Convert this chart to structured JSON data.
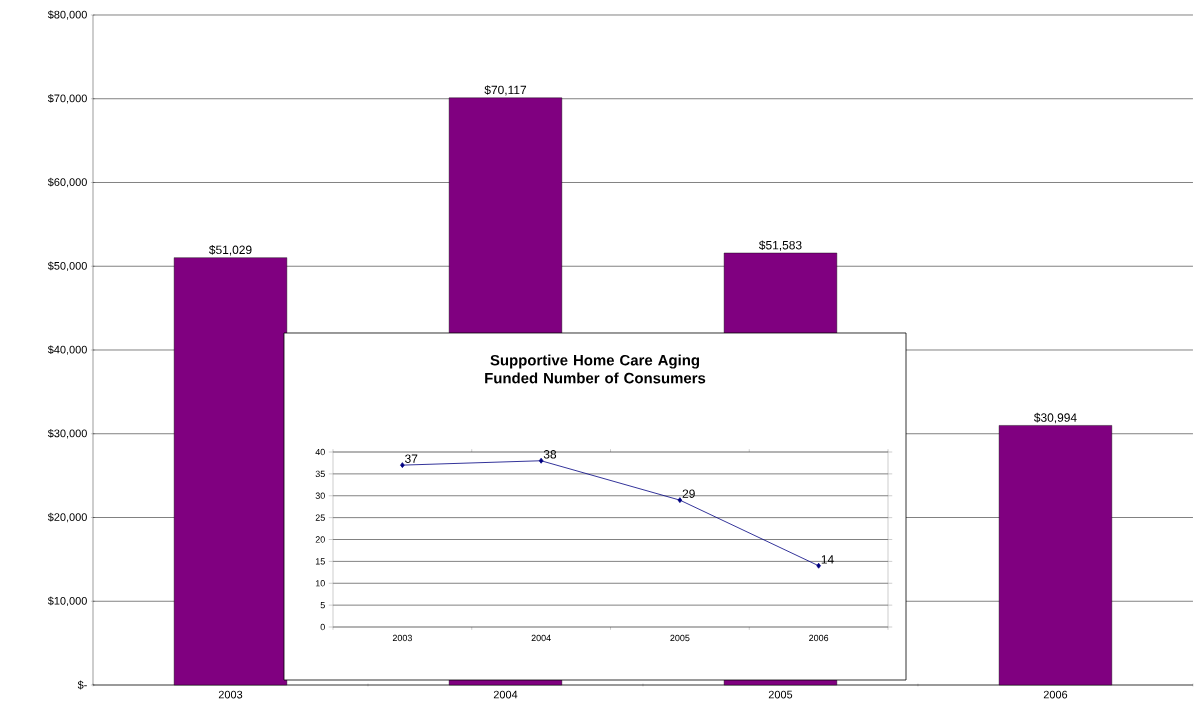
{
  "chart_data": [
    {
      "type": "bar",
      "categories": [
        "2003",
        "2004",
        "2005",
        "2006"
      ],
      "values": [
        51029,
        70117,
        51583,
        30994
      ],
      "value_labels": [
        "$51,029",
        "$70,117",
        "$51,583",
        "$30,994"
      ],
      "color": "#800080",
      "ylim": [
        0,
        80000
      ],
      "yticks": [
        {
          "value": 0,
          "label": "$-"
        },
        {
          "value": 10000,
          "label": "$10,000"
        },
        {
          "value": 20000,
          "label": "$20,000"
        },
        {
          "value": 30000,
          "label": "$30,000"
        },
        {
          "value": 40000,
          "label": "$40,000"
        },
        {
          "value": 50000,
          "label": "$50,000"
        },
        {
          "value": 60000,
          "label": "$60,000"
        },
        {
          "value": 70000,
          "label": "$70,000"
        },
        {
          "value": 80000,
          "label": "$80,000"
        }
      ],
      "grid": "y"
    },
    {
      "type": "line",
      "title": "Supportive Home Care Aging Funded Number of Consumers",
      "categories": [
        "2003",
        "2004",
        "2005",
        "2006"
      ],
      "values": [
        37,
        38,
        29,
        14
      ],
      "color": "#000080",
      "ylim": [
        0,
        40
      ],
      "yticks": [
        0,
        5,
        10,
        15,
        20,
        25,
        30,
        35,
        40
      ],
      "grid": "y",
      "marker": "diamond",
      "data_labels": true
    }
  ]
}
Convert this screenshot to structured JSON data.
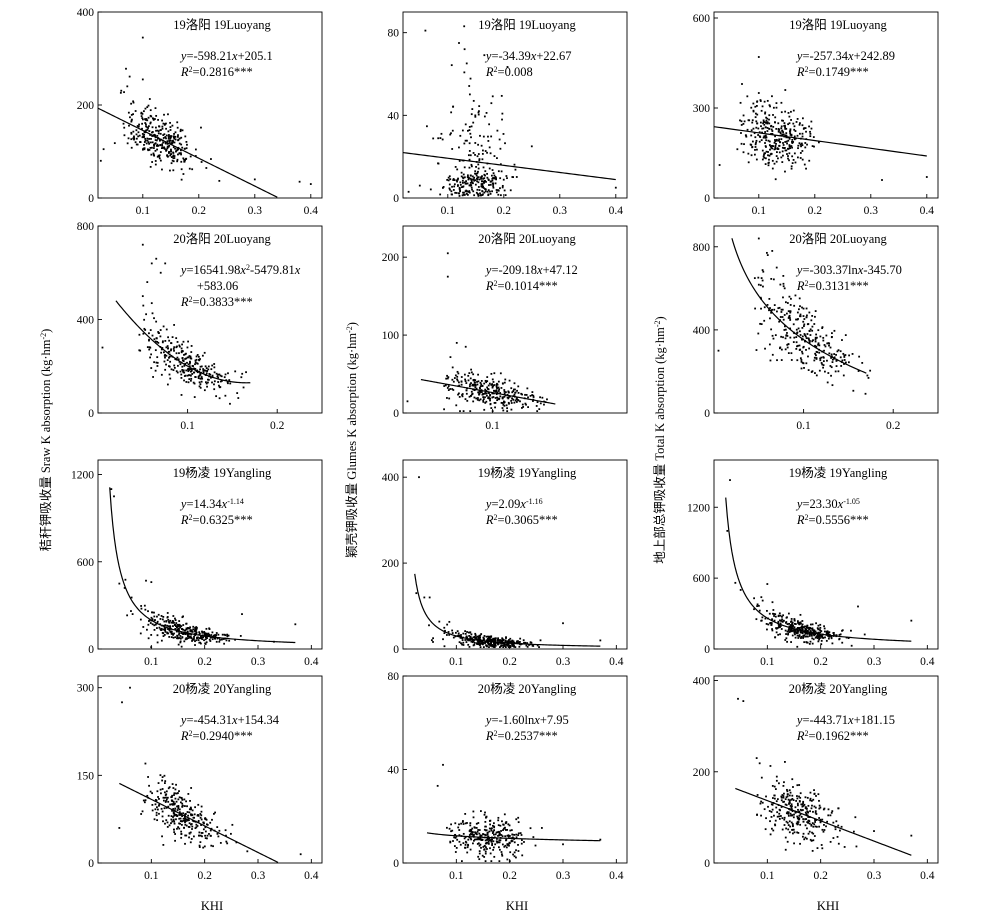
{
  "chart_data": [
    {
      "id": "p00",
      "type": "scatter",
      "title": "19洛阳 19Luoyang",
      "model": "linear",
      "a": -598.21,
      "b": 205.1,
      "eq1": "y=-598.21x+205.1",
      "r2": "R2=0.2816***",
      "xlim": [
        0.02,
        0.42
      ],
      "ylim": [
        0,
        400
      ],
      "yticks": [
        0,
        200,
        400
      ],
      "xticks": [
        0.1,
        0.2,
        0.3,
        0.4
      ],
      "xrange": [
        0.02,
        0.36
      ],
      "cloud": {
        "n": 330,
        "cx": 0.13,
        "sx": 0.03,
        "seed": 11,
        "noise": 0.22
      },
      "extra": [
        [
          0.1,
          345
        ],
        [
          0.07,
          278
        ],
        [
          0.1,
          255
        ],
        [
          0.03,
          105
        ],
        [
          0.025,
          80
        ],
        [
          0.05,
          118
        ],
        [
          0.4,
          30
        ],
        [
          0.38,
          35
        ],
        [
          0.3,
          40
        ]
      ]
    },
    {
      "id": "p01",
      "type": "scatter",
      "title": "19洛阳 19Luoyang",
      "model": "linear",
      "a": -34.39,
      "b": 22.67,
      "eq1": "y=-34.39x+22.67",
      "r2": "R2=0.008",
      "xlim": [
        0.02,
        0.42
      ],
      "ylim": [
        0,
        90
      ],
      "yticks": [
        0,
        40,
        80
      ],
      "xticks": [
        0.1,
        0.2,
        0.3,
        0.4
      ],
      "xrange": [
        0.02,
        0.4
      ],
      "cloud": {
        "n": 320,
        "cx": 0.15,
        "sx": 0.03,
        "seed": 23,
        "noise": 1.0,
        "bimodal": true
      },
      "extra": [
        [
          0.06,
          81
        ],
        [
          0.12,
          75
        ],
        [
          0.13,
          72
        ],
        [
          0.25,
          25
        ],
        [
          0.4,
          5
        ],
        [
          0.03,
          3
        ],
        [
          0.05,
          6
        ]
      ]
    },
    {
      "id": "p02",
      "type": "scatter",
      "title": "19洛阳 19Luoyang",
      "model": "linear",
      "a": -257.34,
      "b": 242.89,
      "eq1": "y=-257.34x+242.89",
      "r2": "R2=0.1749***",
      "xlim": [
        0.02,
        0.42
      ],
      "ylim": [
        0,
        620
      ],
      "yticks": [
        0,
        300,
        600
      ],
      "xticks": [
        0.1,
        0.2,
        0.3,
        0.4
      ],
      "xrange": [
        0.02,
        0.4
      ],
      "cloud": {
        "n": 330,
        "cx": 0.13,
        "sx": 0.03,
        "seed": 37,
        "noise": 0.25
      },
      "extra": [
        [
          0.1,
          470
        ],
        [
          0.07,
          380
        ],
        [
          0.1,
          350
        ],
        [
          0.03,
          110
        ],
        [
          0.4,
          70
        ],
        [
          0.32,
          60
        ]
      ]
    },
    {
      "id": "p10",
      "type": "scatter",
      "title": "20洛阳 20Luoyang",
      "model": "quad",
      "a": 16541.98,
      "b": -5479.81,
      "c": 583.06,
      "eq1": "y=16541.98x2-5479.81x",
      "eq2": "+583.06",
      "r2": "R2=0.3833***",
      "xlim": [
        0,
        0.25
      ],
      "ylim": [
        0,
        800
      ],
      "yticks": [
        0,
        400,
        800
      ],
      "xticks": [
        0.1,
        0.2
      ],
      "xrange": [
        0.02,
        0.17
      ],
      "cloud": {
        "n": 300,
        "cx": 0.1,
        "sx": 0.028,
        "seed": 41,
        "noise": 0.22,
        "xmin": 0.045,
        "xmax": 0.175
      },
      "extra": [
        [
          0.05,
          720
        ],
        [
          0.06,
          640
        ],
        [
          0.065,
          660
        ],
        [
          0.07,
          600
        ],
        [
          0.075,
          640
        ],
        [
          0.055,
          560
        ],
        [
          0.06,
          470
        ],
        [
          0.005,
          280
        ],
        [
          0.05,
          500
        ]
      ]
    },
    {
      "id": "p11",
      "type": "scatter",
      "title": "20洛阳 20Luoyang",
      "model": "linear",
      "a": -209.18,
      "b": 47.12,
      "eq1": "y=-209.18x+47.12",
      "r2": "R2=0.1014***",
      "xlim": [
        0,
        0.25
      ],
      "ylim": [
        0,
        240
      ],
      "yticks": [
        0,
        100,
        200
      ],
      "xticks": [
        0.1
      ],
      "xrange": [
        0.02,
        0.17
      ],
      "cloud": {
        "n": 300,
        "cx": 0.1,
        "sx": 0.028,
        "seed": 53,
        "noise": 0.4,
        "xmin": 0.045,
        "xmax": 0.175
      },
      "extra": [
        [
          0.05,
          205
        ],
        [
          0.05,
          175
        ],
        [
          0.06,
          90
        ],
        [
          0.07,
          85
        ],
        [
          0.005,
          15
        ]
      ]
    },
    {
      "id": "p12",
      "type": "scatter",
      "title": "20洛阳 20Luoyang",
      "model": "log",
      "a": -303.37,
      "b": -345.7,
      "eq1": "y=-303.37lnx-345.70",
      "r2": "R2=0.3131***",
      "xlim": [
        0,
        0.25
      ],
      "ylim": [
        0,
        900
      ],
      "yticks": [
        0,
        400,
        800
      ],
      "xticks": [
        0.1,
        0.2
      ],
      "xrange": [
        0.02,
        0.17
      ],
      "cloud": {
        "n": 300,
        "cx": 0.1,
        "sx": 0.028,
        "seed": 67,
        "noise": 0.22,
        "xmin": 0.045,
        "xmax": 0.175
      },
      "extra": [
        [
          0.05,
          840
        ],
        [
          0.06,
          760
        ],
        [
          0.065,
          780
        ],
        [
          0.07,
          700
        ],
        [
          0.055,
          680
        ],
        [
          0.005,
          300
        ]
      ]
    },
    {
      "id": "p20",
      "type": "scatter",
      "title": "19杨凌 19Yangling",
      "model": "power",
      "a": 14.34,
      "b": -1.14,
      "eq1": "y=14.34x",
      "sup": "-1.14",
      "r2": "R2=0.6325***",
      "xlim": [
        0,
        0.42
      ],
      "ylim": [
        0,
        1300
      ],
      "yticks": [
        0,
        600,
        1200
      ],
      "xticks": [
        0.1,
        0.2,
        0.3,
        0.4
      ],
      "xrange": [
        0.022,
        0.37
      ],
      "cloud": {
        "n": 330,
        "cx": 0.16,
        "sx": 0.04,
        "seed": 79,
        "noise": 0.3,
        "xmin": 0.04,
        "xmax": 0.3
      },
      "extra": [
        [
          0.025,
          1100
        ],
        [
          0.03,
          1050
        ],
        [
          0.04,
          450
        ],
        [
          0.05,
          420
        ],
        [
          0.1,
          460
        ],
        [
          0.09,
          470
        ],
        [
          0.27,
          240
        ],
        [
          0.37,
          170
        ],
        [
          0.33,
          50
        ]
      ]
    },
    {
      "id": "p21",
      "type": "scatter",
      "title": "19杨凌 19Yangling",
      "model": "power",
      "a": 2.09,
      "b": -1.16,
      "eq1": "y=2.09x",
      "sup": "-1.16",
      "r2": "R2=0.3065***",
      "xlim": [
        0,
        0.42
      ],
      "ylim": [
        0,
        440
      ],
      "yticks": [
        0,
        200,
        400
      ],
      "xticks": [
        0.1,
        0.2,
        0.3,
        0.4
      ],
      "xrange": [
        0.022,
        0.37
      ],
      "cloud": {
        "n": 330,
        "cx": 0.16,
        "sx": 0.04,
        "seed": 83,
        "noise": 0.4,
        "xmin": 0.04,
        "xmax": 0.3
      },
      "extra": [
        [
          0.03,
          400
        ],
        [
          0.025,
          130
        ],
        [
          0.04,
          120
        ],
        [
          0.05,
          120
        ],
        [
          0.3,
          60
        ],
        [
          0.37,
          20
        ]
      ]
    },
    {
      "id": "p22",
      "type": "scatter",
      "title": "19杨凌 19Yangling",
      "model": "power",
      "a": 23.3,
      "b": -1.05,
      "eq1": "y=23.30x",
      "sup": "-1.05",
      "r2": "R2=0.5556***",
      "xlim": [
        0,
        0.42
      ],
      "ylim": [
        0,
        1600
      ],
      "yticks": [
        0,
        600,
        1200
      ],
      "xticks": [
        0.1,
        0.2,
        0.3,
        0.4
      ],
      "xrange": [
        0.022,
        0.37
      ],
      "cloud": {
        "n": 330,
        "cx": 0.16,
        "sx": 0.04,
        "seed": 97,
        "noise": 0.3,
        "xmin": 0.04,
        "xmax": 0.3
      },
      "extra": [
        [
          0.03,
          1430
        ],
        [
          0.025,
          1000
        ],
        [
          0.04,
          560
        ],
        [
          0.05,
          500
        ],
        [
          0.1,
          550
        ],
        [
          0.27,
          360
        ],
        [
          0.37,
          240
        ]
      ]
    },
    {
      "id": "p30",
      "type": "scatter",
      "title": "20杨凌 20Yangling",
      "model": "linear",
      "a": -454.31,
      "b": 154.34,
      "eq1": "y=-454.31x+154.34",
      "r2": "R2=0.2940***",
      "xlim": [
        0,
        0.42
      ],
      "ylim": [
        0,
        320
      ],
      "yticks": [
        0,
        150,
        300
      ],
      "xticks": [
        0.1,
        0.2,
        0.3,
        0.4
      ],
      "xrange": [
        0.04,
        0.34
      ],
      "cloud": {
        "n": 300,
        "cx": 0.16,
        "sx": 0.035,
        "seed": 101,
        "noise": 0.25,
        "xmin": 0.08,
        "xmax": 0.28
      },
      "extra": [
        [
          0.045,
          275
        ],
        [
          0.06,
          300
        ],
        [
          0.04,
          60
        ],
        [
          0.38,
          15
        ],
        [
          0.28,
          20
        ]
      ]
    },
    {
      "id": "p31",
      "type": "scatter",
      "title": "20杨凌 20Yangling",
      "model": "log",
      "a": -1.6,
      "b": 7.95,
      "eq1": "y=-1.60lnx+7.95",
      "r2": "R2=0.2537***",
      "xlim": [
        0,
        0.42
      ],
      "ylim": [
        0,
        80
      ],
      "yticks": [
        0,
        40,
        80
      ],
      "xticks": [
        0.1,
        0.2,
        0.3,
        0.4
      ],
      "xrange": [
        0.045,
        0.37
      ],
      "cloud": {
        "n": 300,
        "cx": 0.16,
        "sx": 0.035,
        "seed": 113,
        "noise": 0.4,
        "xmin": 0.08,
        "xmax": 0.28
      },
      "extra": [
        [
          0.075,
          42
        ],
        [
          0.065,
          33
        ],
        [
          0.37,
          10
        ],
        [
          0.3,
          8
        ]
      ]
    },
    {
      "id": "p32",
      "type": "scatter",
      "title": "20杨凌 20Yangling",
      "model": "linear",
      "a": -443.71,
      "b": 181.15,
      "eq1": "y=-443.71x+181.15",
      "r2": "R2=0.1962***",
      "xlim": [
        0,
        0.42
      ],
      "ylim": [
        0,
        410
      ],
      "yticks": [
        0,
        200,
        400
      ],
      "xticks": [
        0.1,
        0.2,
        0.3,
        0.4
      ],
      "xrange": [
        0.04,
        0.37
      ],
      "cloud": {
        "n": 300,
        "cx": 0.16,
        "sx": 0.035,
        "seed": 127,
        "noise": 0.3,
        "xmin": 0.08,
        "xmax": 0.28
      },
      "extra": [
        [
          0.045,
          360
        ],
        [
          0.055,
          355
        ],
        [
          0.08,
          230
        ],
        [
          0.37,
          60
        ],
        [
          0.3,
          70
        ]
      ]
    }
  ],
  "ylabels": [
    "秸秆钾吸收量 Sraw K absorption (kg·hm-2)",
    "颖壳钾吸收量 Glumes K absorption (kg·hm-2)",
    "地上部总钾吸收量 Total K absorption (kg·hm-2)"
  ],
  "xlabel": "KHI"
}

--------------------------------

◆ **Instruction**:
Only lines with the string "seed" belong in your answer; copy each one.

◆ **Final result**:
        "seed": 11,
        "seed": 23,
        "seed": 37,
        "seed": 41,
        "seed": 53,
        "seed": 67,
        "seed": 79,
        "seed": 83,
        "seed": 97,
        "seed": 101,
        "seed": 113,
        "seed": 127,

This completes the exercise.